+++ Passage +++

This kid. If you’ve ever had the chocolate chip cookie at go get em tiger, there is a big ass solid piece of chocolate in the middle. I gave Ry a little bit of the edges (basically just flour and butter) – then comes Uncle Abe who hands him the middle part which he swallows in a nanosecond. LOL.

Love the coffee shops in LA. Though many may serve the same beans according to Uncle Larry, the ambiance + the food they serve are so good. I actually drank more coffee that week than I typically do in a month – but just had to.

My favorite meal was at Aghassi Gopchang. We always wait to get our KBBQ fix in LA and been dying to try this place for awhile. Their specialty is in the meats (duh Gopchang! aka intestines). Not a variety of sides dishes offered but their kimchee is really good and their cold noodle soups and jiggaes are super tasty. Their gopchang actually comes out fairly cooked so your cooking time is cut down dramatically. TAKE ME BACK!

Yumm. Somi Somi. My ice cream is the one on the left, the hubby’s is the one on the right. Of course. The batter was both chewy and crispy just how I like it.

One of the highlights was definitely seeing Ry play with his besties. I say besties, because he has no choice but to grow up together in this lifetime, while their mommas embarrass them. It’s in their best interest to stick together.

Char has no idea what is coming next. She is about to get her first kiss and she no likey AT ALL. I could watch that video everyday. In fact I do.

+++ Information given +++

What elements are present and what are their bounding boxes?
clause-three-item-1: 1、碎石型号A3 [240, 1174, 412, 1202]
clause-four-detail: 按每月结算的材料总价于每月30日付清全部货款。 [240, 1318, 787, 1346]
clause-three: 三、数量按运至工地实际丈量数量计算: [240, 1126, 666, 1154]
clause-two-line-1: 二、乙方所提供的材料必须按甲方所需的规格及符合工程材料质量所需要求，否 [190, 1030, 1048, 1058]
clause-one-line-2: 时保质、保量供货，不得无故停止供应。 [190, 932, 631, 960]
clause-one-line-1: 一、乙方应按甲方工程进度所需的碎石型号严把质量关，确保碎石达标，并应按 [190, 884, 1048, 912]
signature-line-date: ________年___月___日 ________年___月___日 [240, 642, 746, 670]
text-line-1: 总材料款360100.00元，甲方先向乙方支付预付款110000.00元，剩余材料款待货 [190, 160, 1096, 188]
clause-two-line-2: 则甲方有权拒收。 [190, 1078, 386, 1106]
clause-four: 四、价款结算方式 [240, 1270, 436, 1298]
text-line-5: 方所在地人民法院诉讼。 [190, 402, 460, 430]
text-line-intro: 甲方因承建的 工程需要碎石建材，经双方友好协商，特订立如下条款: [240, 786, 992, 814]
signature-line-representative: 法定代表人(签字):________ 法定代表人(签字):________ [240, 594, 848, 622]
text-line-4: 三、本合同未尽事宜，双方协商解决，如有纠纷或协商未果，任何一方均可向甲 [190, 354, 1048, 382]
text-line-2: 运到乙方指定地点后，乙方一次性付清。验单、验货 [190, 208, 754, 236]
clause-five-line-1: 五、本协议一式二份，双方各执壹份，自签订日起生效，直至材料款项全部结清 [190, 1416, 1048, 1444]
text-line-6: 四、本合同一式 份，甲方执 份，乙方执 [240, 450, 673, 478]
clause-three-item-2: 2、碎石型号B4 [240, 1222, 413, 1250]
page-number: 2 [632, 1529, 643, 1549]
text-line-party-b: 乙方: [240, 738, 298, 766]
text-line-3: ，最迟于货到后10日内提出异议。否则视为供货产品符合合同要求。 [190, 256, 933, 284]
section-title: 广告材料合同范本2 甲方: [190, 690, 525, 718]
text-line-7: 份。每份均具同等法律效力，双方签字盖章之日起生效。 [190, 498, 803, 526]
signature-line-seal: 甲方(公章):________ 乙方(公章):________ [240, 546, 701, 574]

+++

> **Written exercise 1**:
List every person named in the LA trip post.
> **Written exercise 2**:
According to the LA trip post, how does the gopchang at Aghassi Gopchang come out?
> **Written exercise 3**:
Continue the LA trip post from where it stops.

> **Result 1**:
Ry, Uncle Abe, Uncle Larry, Char

> **Result 2**:
It comes out fairly cooked, so cooking time is cut down dramatically.

> **Result 3**:
Dear Ry,

You turned 15 months today and the last two months have been my absolute favorite with you. Papa agrees too. You love playing with trains, giving kisses, and you dropped the bottle! You’ll do anything for a snack, and we probably give you one too many. Screwing on bottle caps and putting keys in keyholes are really your thing these days. You are fearless and love people (especially the ones your size). You walked out of a coffee shop while Uncle Abe followed you closely and you never turned around to look for me so we’ll have to work on that. Or lock you up. Lock you up for sure.

Love,

Mom

Everyday Moments

April 1, 2017

I started blogging back in 2011, and I was on a good run until I got knocked up and had to launch a skincare line. I know… excuses excuses.

Well, my dear OG Merry Robin readers, it’s April Fools and I’m back! I set today as a deadline to relaunch this bad boy, so let’s do this. Time to makeup for some lost time. Ry is a huge reason why I wanted to start this up again because how is my baby 15 months already? I need to document these moments because time is a damn thief.

Ry you are so silly these days and I can’t get enough of you. Your belly is the bees knees.

You light up when you see Grandpa and you give him the biggest smile when you see him. You even run towards him which is something you rarely do with anyone.

Swiffering the floors is your latest obsession. You like to copy everything we do these days.

Your chubby baby feet kill me.

I’m hardly with you in any photos because I’m the one always snapping them. I’m going to force papa to be more of the Instagram husband he needs to be so we can have more of these gems.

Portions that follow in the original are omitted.